WORK REQUIRED
Copy all of the material below line for line, without changing anything.

:::

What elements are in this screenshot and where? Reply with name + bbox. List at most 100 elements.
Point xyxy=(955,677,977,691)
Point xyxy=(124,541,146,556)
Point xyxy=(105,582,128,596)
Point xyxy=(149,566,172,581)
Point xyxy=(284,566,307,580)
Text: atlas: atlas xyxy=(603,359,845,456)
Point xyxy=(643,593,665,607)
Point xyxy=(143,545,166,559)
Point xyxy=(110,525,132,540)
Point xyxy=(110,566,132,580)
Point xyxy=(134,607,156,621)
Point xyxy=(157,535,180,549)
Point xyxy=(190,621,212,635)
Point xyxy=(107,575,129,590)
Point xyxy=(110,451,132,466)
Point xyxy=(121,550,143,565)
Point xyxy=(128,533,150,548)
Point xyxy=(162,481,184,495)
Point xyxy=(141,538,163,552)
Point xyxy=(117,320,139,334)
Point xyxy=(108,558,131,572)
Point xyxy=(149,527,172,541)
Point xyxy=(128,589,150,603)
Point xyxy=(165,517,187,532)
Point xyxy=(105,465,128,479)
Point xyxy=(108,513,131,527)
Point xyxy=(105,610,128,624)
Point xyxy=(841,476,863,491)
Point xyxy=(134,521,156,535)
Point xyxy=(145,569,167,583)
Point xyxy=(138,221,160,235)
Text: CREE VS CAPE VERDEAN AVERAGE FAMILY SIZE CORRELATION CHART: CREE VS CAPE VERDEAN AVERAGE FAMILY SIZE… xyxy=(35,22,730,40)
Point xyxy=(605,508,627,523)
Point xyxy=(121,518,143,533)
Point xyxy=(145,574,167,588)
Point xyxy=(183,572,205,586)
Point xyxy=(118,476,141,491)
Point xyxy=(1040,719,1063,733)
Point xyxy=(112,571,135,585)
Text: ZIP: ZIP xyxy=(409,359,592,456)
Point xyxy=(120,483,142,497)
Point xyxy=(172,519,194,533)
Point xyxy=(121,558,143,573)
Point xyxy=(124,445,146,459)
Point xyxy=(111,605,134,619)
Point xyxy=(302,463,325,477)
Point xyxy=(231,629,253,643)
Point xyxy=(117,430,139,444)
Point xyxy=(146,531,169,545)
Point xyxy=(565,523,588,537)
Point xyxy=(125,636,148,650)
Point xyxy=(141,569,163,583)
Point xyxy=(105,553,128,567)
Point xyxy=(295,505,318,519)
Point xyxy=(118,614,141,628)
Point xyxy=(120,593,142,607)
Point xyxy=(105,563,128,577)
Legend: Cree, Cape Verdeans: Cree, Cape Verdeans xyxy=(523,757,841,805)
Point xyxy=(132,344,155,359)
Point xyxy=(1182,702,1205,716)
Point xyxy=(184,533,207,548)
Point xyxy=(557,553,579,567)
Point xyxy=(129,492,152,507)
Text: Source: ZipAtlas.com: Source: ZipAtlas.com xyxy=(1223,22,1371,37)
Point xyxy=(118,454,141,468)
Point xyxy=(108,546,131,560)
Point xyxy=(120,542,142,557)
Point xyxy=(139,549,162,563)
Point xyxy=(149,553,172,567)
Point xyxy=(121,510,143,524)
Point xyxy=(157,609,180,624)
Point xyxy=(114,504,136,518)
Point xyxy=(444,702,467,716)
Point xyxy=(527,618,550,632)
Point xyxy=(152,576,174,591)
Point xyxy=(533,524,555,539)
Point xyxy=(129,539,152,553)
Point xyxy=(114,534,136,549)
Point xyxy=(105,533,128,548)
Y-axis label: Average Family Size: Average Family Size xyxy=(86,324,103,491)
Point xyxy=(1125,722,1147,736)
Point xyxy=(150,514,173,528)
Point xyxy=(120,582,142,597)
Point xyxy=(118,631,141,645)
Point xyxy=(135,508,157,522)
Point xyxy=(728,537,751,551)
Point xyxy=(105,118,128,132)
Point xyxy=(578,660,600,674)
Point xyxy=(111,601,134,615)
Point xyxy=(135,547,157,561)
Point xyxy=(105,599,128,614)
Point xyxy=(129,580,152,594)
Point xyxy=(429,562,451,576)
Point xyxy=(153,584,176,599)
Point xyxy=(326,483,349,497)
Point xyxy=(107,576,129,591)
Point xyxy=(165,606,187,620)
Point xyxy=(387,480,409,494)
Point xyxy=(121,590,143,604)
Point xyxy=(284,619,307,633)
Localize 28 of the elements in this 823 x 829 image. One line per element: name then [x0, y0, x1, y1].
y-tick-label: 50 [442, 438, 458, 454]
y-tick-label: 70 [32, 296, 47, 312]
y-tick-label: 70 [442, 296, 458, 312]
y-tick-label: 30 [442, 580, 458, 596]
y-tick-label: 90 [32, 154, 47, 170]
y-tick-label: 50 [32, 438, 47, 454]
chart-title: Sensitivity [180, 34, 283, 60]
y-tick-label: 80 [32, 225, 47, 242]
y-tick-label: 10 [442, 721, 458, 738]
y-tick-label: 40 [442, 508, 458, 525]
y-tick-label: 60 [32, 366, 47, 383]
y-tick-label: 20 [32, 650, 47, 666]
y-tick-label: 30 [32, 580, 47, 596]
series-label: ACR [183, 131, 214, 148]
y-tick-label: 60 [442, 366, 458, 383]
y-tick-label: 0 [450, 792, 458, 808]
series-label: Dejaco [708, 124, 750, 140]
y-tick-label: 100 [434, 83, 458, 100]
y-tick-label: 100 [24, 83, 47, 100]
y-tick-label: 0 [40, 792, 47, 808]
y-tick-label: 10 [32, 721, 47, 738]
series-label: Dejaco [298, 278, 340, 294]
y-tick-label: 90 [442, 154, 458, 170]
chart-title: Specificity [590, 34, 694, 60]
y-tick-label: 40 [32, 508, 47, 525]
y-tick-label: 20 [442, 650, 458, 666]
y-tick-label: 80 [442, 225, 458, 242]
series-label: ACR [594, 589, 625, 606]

:::

EXERCISE RESPONSE
What elements are in this screenshot and where? Reply with name + bbox. List at most 100 elements.
Point xyxy=(955,677,977,691)
Point xyxy=(124,541,146,556)
Point xyxy=(105,582,128,596)
Point xyxy=(149,566,172,581)
Point xyxy=(284,566,307,580)
Text: atlas: atlas xyxy=(603,359,845,456)
Point xyxy=(643,593,665,607)
Point xyxy=(143,545,166,559)
Point xyxy=(110,525,132,540)
Point xyxy=(110,566,132,580)
Point xyxy=(134,607,156,621)
Point xyxy=(157,535,180,549)
Point xyxy=(190,621,212,635)
Point xyxy=(107,575,129,590)
Point xyxy=(110,451,132,466)
Point xyxy=(121,550,143,565)
Point xyxy=(128,533,150,548)
Point xyxy=(162,481,184,495)
Point xyxy=(141,538,163,552)
Point xyxy=(117,320,139,334)
Point xyxy=(108,558,131,572)
Point xyxy=(149,527,172,541)
Point xyxy=(128,589,150,603)
Point xyxy=(165,517,187,532)
Point xyxy=(105,465,128,479)
Point xyxy=(108,513,131,527)
Point xyxy=(105,610,128,624)
Point xyxy=(841,476,863,491)
Point xyxy=(134,521,156,535)
Point xyxy=(145,569,167,583)
Point xyxy=(138,221,160,235)
Text: CREE VS CAPE VERDEAN AVERAGE FAMILY SIZE CORRELATION CHART: CREE VS CAPE VERDEAN AVERAGE FAMILY SIZE… xyxy=(35,22,730,40)
Point xyxy=(605,508,627,523)
Point xyxy=(121,518,143,533)
Point xyxy=(145,574,167,588)
Point xyxy=(183,572,205,586)
Point xyxy=(118,476,141,491)
Point xyxy=(1040,719,1063,733)
Point xyxy=(112,571,135,585)
Text: ZIP: ZIP xyxy=(409,359,592,456)
Point xyxy=(120,483,142,497)
Point xyxy=(172,519,194,533)
Point xyxy=(121,558,143,573)
Point xyxy=(124,445,146,459)
Point xyxy=(111,605,134,619)
Point xyxy=(302,463,325,477)
Point xyxy=(231,629,253,643)
Point xyxy=(117,430,139,444)
Point xyxy=(146,531,169,545)
Point xyxy=(565,523,588,537)
Point xyxy=(125,636,148,650)
Point xyxy=(141,569,163,583)
Point xyxy=(105,553,128,567)
Point xyxy=(295,505,318,519)
Point xyxy=(118,614,141,628)
Point xyxy=(120,593,142,607)
Point xyxy=(105,563,128,577)
Legend: Cree, Cape Verdeans: Cree, Cape Verdeans xyxy=(523,757,841,805)
Point xyxy=(132,344,155,359)
Point xyxy=(1182,702,1205,716)
Point xyxy=(184,533,207,548)
Point xyxy=(557,553,579,567)
Point xyxy=(129,492,152,507)
Text: Source: ZipAtlas.com: Source: ZipAtlas.com xyxy=(1223,22,1371,37)
Point xyxy=(118,454,141,468)
Point xyxy=(108,546,131,560)
Point xyxy=(120,542,142,557)
Point xyxy=(139,549,162,563)
Point xyxy=(149,553,172,567)
Point xyxy=(121,510,143,524)
Point xyxy=(157,609,180,624)
Point xyxy=(114,504,136,518)
Point xyxy=(444,702,467,716)
Point xyxy=(527,618,550,632)
Point xyxy=(152,576,174,591)
Point xyxy=(533,524,555,539)
Point xyxy=(129,539,152,553)
Point xyxy=(114,534,136,549)
Point xyxy=(105,533,128,548)
Y-axis label: Average Family Size: Average Family Size xyxy=(86,324,103,491)
Point xyxy=(1125,722,1147,736)
Point xyxy=(150,514,173,528)
Point xyxy=(120,582,142,597)
Point xyxy=(118,631,141,645)
Point xyxy=(135,508,157,522)
Point xyxy=(728,537,751,551)
Point xyxy=(105,118,128,132)
Point xyxy=(578,660,600,674)
Point xyxy=(111,601,134,615)
Point xyxy=(135,547,157,561)
Point xyxy=(105,599,128,614)
Point xyxy=(129,580,152,594)
Point xyxy=(429,562,451,576)
Point xyxy=(153,584,176,599)
Point xyxy=(326,483,349,497)
Point xyxy=(107,576,129,591)
Point xyxy=(165,606,187,620)
Point xyxy=(387,480,409,494)
Point xyxy=(121,590,143,604)
Point xyxy=(284,619,307,633)
Localize 28 of the elements in this 823 x 829 image. One line per element: name then [x0, y0, x1, y1].
y-tick-label: 50 [442, 438, 458, 454]
y-tick-label: 70 [32, 296, 47, 312]
y-tick-label: 70 [442, 296, 458, 312]
y-tick-label: 30 [442, 580, 458, 596]
y-tick-label: 90 [32, 154, 47, 170]
y-tick-label: 50 [32, 438, 47, 454]
chart-title: Sensitivity [180, 34, 283, 60]
y-tick-label: 80 [32, 225, 47, 242]
y-tick-label: 10 [442, 721, 458, 738]
y-tick-label: 40 [442, 508, 458, 525]
y-tick-label: 60 [32, 366, 47, 383]
y-tick-label: 20 [32, 650, 47, 666]
y-tick-label: 30 [32, 580, 47, 596]
series-label: ACR [183, 131, 214, 148]
y-tick-label: 60 [442, 366, 458, 383]
y-tick-label: 0 [450, 792, 458, 808]
series-label: Dejaco [708, 124, 750, 140]
y-tick-label: 100 [434, 83, 458, 100]
y-tick-label: 100 [24, 83, 47, 100]
y-tick-label: 0 [40, 792, 47, 808]
y-tick-label: 10 [32, 721, 47, 738]
series-label: Dejaco [298, 278, 340, 294]
y-tick-label: 90 [442, 154, 458, 170]
chart-title: Specificity [590, 34, 694, 60]
y-tick-label: 40 [32, 508, 47, 525]
y-tick-label: 20 [442, 650, 458, 666]
y-tick-label: 80 [442, 225, 458, 242]
series-label: ACR [594, 589, 625, 606]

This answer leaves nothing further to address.